Exercise aim => List each line of the data that holds the string "name", please.

Supplied material =>
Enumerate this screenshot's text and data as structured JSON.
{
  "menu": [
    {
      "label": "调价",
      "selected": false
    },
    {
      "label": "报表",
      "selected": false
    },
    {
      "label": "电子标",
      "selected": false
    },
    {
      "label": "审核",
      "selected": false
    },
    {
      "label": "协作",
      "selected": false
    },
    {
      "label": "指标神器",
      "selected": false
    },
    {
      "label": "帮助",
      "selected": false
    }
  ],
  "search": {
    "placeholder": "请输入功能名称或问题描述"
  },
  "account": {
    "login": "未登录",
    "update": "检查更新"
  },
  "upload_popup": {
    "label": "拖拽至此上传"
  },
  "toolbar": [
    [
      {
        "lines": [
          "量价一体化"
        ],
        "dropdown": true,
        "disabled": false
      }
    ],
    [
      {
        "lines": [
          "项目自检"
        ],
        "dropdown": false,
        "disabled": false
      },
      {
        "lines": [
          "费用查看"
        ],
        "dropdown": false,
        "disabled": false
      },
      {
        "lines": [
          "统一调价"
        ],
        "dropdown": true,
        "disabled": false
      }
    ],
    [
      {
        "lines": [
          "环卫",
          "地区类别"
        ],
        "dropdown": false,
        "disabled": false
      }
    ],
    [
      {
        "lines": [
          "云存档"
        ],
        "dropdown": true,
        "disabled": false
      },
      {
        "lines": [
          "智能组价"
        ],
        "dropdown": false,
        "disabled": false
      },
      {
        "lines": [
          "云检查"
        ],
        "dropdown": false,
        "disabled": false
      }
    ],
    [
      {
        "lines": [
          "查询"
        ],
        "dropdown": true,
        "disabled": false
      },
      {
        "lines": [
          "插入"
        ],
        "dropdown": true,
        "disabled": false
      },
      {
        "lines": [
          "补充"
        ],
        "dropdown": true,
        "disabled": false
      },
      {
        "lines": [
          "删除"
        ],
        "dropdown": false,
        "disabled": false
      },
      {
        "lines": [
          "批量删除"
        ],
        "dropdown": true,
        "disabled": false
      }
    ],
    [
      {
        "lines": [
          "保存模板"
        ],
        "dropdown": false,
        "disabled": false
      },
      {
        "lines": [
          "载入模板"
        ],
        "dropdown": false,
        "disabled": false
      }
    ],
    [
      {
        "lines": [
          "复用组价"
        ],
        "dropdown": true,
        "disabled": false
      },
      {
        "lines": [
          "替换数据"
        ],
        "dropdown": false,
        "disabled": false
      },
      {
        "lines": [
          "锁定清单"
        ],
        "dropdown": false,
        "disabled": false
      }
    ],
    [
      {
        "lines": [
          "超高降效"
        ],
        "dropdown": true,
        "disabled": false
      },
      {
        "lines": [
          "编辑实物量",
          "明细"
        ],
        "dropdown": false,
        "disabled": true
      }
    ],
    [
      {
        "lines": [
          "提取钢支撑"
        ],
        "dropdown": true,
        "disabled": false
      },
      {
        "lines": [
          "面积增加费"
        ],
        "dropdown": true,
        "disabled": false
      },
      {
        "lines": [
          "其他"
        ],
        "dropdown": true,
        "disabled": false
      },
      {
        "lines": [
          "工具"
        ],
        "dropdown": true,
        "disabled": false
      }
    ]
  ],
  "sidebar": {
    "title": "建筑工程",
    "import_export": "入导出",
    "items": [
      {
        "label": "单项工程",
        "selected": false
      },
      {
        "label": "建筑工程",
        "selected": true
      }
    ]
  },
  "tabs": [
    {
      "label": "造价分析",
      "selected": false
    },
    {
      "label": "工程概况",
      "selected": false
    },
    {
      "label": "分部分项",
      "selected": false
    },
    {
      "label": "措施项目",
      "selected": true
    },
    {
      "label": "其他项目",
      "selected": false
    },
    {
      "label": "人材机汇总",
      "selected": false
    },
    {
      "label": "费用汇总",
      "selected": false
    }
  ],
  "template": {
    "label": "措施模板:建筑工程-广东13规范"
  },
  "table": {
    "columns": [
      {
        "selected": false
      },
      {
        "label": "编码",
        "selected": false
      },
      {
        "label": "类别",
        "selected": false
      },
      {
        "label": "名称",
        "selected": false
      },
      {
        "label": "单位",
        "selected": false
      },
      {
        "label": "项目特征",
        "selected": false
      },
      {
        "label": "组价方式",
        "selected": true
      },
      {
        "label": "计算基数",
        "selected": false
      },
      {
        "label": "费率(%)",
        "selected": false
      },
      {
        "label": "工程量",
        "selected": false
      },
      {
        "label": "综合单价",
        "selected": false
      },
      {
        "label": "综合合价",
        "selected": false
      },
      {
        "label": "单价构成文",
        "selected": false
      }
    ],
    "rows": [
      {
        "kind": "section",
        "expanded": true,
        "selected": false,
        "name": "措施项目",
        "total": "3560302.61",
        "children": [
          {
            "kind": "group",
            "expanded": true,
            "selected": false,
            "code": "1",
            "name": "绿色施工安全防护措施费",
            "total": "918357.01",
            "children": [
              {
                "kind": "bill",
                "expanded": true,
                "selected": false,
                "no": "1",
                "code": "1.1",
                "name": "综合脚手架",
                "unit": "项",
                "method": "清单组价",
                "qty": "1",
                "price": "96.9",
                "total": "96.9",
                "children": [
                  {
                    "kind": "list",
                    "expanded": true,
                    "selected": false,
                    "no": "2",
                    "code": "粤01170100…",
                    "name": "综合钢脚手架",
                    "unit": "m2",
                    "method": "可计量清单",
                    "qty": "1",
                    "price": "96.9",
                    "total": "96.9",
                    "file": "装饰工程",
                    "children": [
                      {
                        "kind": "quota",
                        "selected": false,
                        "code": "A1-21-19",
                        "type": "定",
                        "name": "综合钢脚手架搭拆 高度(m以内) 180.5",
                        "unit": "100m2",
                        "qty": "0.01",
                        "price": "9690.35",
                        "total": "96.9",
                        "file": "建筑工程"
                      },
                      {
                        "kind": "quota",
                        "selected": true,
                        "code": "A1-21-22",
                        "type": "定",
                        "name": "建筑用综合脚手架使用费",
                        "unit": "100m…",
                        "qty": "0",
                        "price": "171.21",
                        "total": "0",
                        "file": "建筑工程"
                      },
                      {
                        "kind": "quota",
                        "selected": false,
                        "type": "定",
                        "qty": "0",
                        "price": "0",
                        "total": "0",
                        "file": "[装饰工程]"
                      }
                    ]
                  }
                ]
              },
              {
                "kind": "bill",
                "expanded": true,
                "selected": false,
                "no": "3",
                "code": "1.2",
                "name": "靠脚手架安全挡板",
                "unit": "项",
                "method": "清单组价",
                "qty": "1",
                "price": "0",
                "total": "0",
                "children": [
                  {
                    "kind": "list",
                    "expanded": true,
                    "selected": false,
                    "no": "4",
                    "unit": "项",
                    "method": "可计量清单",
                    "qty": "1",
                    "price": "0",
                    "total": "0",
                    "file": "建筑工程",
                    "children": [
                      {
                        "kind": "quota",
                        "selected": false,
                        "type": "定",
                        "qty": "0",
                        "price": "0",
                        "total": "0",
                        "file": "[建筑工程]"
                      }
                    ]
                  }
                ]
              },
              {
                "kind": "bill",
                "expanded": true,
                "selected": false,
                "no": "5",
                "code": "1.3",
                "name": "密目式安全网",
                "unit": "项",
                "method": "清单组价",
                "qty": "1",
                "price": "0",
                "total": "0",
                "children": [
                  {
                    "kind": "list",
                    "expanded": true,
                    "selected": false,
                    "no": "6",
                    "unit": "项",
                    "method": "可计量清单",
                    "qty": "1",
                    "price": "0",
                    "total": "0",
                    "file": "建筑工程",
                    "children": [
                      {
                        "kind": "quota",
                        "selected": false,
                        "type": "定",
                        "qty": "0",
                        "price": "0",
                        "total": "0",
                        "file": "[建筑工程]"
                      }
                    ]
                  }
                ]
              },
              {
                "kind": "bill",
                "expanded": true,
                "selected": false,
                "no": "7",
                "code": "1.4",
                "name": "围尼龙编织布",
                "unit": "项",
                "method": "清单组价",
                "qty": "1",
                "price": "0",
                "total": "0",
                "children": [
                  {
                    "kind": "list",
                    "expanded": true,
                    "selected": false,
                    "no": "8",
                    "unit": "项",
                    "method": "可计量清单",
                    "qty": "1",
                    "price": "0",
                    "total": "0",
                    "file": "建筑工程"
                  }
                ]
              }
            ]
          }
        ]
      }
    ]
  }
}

Answer to this problem =>
        "name": "措施项目",
            "name": "绿色施工安全防护措施费",
                "name": "综合脚手架",
                    "name": "综合钢脚手架",
                        "name": "综合钢脚手架搭拆 高度(m以内) 180.5",
                        "name": "建筑用综合脚手架使用费",
                "name": "靠脚手架安全挡板",
                "name": "密目式安全网",
                "name": "围尼龙编织布",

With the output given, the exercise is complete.